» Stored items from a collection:
<<<<

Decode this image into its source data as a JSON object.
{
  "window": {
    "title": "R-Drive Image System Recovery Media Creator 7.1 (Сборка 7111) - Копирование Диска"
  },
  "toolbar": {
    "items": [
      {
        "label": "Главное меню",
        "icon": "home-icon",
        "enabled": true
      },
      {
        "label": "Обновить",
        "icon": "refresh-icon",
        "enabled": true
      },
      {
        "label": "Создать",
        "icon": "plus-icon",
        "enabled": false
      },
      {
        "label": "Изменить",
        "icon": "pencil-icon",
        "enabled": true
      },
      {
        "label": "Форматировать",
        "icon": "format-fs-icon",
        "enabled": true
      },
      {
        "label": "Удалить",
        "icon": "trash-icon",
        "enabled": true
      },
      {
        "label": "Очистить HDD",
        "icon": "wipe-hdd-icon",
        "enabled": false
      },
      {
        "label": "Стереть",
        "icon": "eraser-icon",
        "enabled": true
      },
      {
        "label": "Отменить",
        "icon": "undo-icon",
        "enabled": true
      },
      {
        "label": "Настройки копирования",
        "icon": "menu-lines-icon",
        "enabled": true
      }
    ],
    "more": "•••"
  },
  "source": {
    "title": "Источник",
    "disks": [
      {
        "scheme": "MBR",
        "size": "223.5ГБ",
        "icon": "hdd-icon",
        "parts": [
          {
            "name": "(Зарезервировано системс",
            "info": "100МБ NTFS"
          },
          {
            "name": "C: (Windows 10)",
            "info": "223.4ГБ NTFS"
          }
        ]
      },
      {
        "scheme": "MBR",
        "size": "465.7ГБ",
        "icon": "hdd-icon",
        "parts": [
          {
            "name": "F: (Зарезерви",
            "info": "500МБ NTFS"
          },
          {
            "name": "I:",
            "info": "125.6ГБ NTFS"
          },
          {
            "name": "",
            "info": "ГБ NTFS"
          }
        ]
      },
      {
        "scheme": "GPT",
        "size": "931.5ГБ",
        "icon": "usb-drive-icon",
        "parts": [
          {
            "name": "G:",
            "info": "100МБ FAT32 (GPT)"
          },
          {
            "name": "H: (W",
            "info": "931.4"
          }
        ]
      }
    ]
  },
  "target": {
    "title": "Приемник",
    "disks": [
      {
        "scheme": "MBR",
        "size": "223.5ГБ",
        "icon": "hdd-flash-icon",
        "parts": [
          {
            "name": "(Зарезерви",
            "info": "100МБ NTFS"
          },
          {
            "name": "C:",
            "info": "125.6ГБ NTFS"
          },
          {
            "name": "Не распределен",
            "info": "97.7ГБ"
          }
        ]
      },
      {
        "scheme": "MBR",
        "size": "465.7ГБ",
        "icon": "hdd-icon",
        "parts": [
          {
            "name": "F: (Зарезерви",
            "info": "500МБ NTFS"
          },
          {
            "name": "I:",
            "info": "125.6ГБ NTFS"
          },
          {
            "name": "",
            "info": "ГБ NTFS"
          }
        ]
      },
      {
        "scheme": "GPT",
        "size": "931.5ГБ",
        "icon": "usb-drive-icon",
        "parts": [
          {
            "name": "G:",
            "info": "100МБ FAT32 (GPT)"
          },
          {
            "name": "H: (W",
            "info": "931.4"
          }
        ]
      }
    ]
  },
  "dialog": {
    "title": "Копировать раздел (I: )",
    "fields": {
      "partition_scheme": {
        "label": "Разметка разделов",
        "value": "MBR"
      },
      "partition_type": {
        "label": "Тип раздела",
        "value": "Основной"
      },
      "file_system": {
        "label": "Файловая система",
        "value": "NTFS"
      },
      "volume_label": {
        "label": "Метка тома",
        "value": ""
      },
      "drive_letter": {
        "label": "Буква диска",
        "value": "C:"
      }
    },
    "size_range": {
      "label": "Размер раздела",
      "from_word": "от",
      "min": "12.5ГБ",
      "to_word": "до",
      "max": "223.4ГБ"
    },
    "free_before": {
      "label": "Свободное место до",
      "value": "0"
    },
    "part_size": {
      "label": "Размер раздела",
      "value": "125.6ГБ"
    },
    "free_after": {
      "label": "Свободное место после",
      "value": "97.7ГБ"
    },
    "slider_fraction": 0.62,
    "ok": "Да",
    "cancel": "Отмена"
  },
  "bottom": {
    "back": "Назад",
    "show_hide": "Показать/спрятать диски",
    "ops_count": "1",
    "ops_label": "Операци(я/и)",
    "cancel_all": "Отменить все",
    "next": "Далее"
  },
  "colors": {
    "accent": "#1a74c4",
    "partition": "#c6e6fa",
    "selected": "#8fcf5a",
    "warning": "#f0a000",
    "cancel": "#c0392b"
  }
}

>>>>
<<<<

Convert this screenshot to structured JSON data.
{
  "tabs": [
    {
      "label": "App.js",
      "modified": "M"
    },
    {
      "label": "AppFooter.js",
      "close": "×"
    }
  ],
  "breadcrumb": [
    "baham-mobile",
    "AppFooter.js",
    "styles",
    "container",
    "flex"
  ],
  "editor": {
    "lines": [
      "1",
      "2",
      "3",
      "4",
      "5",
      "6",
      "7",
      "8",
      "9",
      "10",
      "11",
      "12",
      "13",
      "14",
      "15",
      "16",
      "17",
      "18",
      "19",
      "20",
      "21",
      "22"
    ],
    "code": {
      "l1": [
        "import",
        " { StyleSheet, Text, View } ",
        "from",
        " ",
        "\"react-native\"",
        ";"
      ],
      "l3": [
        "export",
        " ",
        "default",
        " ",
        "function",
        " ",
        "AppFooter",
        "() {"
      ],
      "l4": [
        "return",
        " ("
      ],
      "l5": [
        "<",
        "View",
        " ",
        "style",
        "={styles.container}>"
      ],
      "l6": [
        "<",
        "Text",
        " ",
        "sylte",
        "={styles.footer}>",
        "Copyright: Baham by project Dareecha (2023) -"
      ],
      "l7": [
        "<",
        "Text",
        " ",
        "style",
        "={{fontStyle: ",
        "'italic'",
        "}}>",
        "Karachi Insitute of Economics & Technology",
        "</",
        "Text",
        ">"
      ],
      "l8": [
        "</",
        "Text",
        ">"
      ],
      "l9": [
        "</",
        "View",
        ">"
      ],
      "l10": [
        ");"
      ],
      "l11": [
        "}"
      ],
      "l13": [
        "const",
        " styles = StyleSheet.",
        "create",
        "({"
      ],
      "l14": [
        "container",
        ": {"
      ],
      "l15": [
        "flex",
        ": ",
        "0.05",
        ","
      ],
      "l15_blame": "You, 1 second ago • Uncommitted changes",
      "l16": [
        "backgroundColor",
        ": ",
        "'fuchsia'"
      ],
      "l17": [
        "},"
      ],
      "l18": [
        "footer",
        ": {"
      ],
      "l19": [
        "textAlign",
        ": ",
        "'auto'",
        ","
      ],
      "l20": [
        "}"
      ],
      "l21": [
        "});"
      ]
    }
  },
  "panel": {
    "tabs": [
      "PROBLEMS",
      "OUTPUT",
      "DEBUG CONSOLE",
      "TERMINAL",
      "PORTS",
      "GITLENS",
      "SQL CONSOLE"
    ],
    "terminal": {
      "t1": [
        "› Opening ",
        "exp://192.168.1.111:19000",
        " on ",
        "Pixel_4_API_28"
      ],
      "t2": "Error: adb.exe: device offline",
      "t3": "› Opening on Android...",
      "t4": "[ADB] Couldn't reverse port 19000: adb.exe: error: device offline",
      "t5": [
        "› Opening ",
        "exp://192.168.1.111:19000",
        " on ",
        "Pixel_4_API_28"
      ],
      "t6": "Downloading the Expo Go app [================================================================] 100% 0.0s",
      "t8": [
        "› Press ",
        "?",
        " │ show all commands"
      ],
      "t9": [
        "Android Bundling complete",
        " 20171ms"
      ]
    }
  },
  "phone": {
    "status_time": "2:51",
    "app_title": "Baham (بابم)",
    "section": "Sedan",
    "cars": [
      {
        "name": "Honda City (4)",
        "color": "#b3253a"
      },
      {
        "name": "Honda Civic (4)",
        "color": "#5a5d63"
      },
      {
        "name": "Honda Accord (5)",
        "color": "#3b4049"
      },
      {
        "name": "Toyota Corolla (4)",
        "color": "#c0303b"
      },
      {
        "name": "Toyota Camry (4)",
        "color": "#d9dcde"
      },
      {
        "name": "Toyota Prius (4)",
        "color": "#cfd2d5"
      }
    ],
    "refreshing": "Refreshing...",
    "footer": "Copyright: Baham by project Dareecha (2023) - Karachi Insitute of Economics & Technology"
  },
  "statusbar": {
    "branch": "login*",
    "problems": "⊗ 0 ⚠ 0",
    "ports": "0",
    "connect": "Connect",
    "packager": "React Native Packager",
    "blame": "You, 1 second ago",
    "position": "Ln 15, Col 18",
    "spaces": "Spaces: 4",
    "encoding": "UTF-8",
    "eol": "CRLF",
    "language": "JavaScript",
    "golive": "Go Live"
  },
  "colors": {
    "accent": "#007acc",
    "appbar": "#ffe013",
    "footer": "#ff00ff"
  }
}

>>>>
<<<<

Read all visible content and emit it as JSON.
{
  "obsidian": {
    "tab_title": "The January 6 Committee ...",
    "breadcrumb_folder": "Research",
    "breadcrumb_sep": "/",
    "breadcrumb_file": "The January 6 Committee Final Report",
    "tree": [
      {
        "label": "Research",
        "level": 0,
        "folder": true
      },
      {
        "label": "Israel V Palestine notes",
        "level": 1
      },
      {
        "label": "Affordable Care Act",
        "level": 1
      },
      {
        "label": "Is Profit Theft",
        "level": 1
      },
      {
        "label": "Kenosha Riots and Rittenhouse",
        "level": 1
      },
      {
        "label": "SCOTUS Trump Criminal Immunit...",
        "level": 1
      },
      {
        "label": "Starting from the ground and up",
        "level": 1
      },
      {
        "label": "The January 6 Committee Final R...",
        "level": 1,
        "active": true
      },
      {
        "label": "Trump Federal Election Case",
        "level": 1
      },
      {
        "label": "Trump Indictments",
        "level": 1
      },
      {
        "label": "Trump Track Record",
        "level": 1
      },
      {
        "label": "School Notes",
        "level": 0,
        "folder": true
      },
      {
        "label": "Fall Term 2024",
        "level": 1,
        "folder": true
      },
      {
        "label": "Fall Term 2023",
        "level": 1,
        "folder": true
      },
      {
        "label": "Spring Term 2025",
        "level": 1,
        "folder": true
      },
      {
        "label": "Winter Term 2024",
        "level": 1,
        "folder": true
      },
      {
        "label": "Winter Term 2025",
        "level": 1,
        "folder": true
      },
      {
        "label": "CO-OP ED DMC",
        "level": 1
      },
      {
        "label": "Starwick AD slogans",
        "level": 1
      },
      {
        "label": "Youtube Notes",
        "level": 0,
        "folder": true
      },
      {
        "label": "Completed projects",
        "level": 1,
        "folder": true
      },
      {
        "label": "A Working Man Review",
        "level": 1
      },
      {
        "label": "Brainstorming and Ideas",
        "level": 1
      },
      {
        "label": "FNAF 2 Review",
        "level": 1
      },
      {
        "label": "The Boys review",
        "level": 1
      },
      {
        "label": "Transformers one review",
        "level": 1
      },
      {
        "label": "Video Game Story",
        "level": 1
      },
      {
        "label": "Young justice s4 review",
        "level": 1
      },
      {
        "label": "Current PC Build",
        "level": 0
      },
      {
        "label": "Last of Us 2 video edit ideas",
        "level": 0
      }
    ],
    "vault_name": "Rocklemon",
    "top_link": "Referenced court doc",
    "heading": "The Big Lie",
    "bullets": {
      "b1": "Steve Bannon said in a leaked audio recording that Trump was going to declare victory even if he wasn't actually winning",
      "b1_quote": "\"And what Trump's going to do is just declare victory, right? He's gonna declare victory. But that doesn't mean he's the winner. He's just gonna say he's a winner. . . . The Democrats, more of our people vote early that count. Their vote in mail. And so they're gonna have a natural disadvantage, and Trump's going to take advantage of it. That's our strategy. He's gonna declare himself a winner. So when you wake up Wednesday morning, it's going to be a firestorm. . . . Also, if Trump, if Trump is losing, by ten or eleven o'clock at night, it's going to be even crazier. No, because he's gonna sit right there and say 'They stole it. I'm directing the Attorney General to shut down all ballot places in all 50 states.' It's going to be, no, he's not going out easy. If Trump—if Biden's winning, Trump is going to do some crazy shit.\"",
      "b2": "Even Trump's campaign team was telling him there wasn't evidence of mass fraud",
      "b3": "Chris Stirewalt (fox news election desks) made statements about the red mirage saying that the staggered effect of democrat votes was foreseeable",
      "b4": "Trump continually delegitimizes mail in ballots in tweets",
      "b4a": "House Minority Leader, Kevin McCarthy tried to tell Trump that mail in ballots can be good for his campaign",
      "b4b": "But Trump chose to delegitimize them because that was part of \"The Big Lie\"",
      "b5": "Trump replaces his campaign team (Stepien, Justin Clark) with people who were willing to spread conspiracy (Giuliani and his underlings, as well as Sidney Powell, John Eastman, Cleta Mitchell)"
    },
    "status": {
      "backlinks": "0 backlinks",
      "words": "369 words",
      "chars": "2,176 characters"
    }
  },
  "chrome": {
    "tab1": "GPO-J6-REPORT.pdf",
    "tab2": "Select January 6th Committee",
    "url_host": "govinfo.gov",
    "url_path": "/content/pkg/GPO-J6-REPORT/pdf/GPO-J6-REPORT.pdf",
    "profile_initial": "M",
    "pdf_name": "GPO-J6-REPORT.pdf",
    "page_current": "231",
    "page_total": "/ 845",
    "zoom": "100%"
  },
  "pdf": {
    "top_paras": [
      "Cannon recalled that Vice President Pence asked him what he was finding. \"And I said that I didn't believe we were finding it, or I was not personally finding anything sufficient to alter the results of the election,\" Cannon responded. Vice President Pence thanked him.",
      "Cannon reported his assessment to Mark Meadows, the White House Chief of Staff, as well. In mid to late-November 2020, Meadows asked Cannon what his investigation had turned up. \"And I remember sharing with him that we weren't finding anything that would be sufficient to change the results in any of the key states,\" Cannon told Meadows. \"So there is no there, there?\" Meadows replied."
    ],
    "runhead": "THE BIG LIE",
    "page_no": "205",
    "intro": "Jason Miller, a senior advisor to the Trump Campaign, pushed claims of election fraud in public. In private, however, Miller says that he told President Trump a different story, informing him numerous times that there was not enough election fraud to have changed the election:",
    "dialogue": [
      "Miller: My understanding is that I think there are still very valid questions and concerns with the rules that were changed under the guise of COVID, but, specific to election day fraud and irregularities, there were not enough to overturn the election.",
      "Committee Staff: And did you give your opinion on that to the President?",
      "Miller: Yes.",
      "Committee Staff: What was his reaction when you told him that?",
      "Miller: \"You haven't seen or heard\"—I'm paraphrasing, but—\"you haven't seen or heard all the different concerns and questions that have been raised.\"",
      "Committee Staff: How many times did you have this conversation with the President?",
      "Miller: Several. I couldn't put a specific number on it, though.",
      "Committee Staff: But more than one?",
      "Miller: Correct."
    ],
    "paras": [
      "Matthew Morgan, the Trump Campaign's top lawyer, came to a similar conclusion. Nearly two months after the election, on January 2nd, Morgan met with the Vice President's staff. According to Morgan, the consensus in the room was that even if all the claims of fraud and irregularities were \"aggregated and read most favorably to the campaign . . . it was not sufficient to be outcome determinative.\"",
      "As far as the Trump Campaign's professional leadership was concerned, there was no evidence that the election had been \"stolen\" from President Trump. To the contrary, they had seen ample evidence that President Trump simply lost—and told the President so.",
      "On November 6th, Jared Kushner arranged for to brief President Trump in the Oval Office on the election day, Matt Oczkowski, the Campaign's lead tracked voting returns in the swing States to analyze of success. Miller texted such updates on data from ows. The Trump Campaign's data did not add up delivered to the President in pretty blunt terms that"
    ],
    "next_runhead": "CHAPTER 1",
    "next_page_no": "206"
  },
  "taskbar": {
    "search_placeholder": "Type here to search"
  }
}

>>>>

» What you should do:
Look through the listing above. Pick out each line with "results" and copy it.

» Task answer:
      "Cannon recalled that Vice President Pence asked him what he was finding. \"And I said that I didn't believe we were finding it, or I was not personally finding anything sufficient to alter the results of the election,\" Cannon responded. Vice President Pence thanked him.",
      "Cannon reported his assessment to Mark Meadows, the White House Chief of Staff, as well. In mid to late-November 2020, Meadows asked Cannon what his investigation had turned up. \"And I remember sharing with him that we weren't finding anything that would be sufficient to change the results in any of the key states,\" Cannon told Meadows. \"So there is no there, there?\" Meadows replied."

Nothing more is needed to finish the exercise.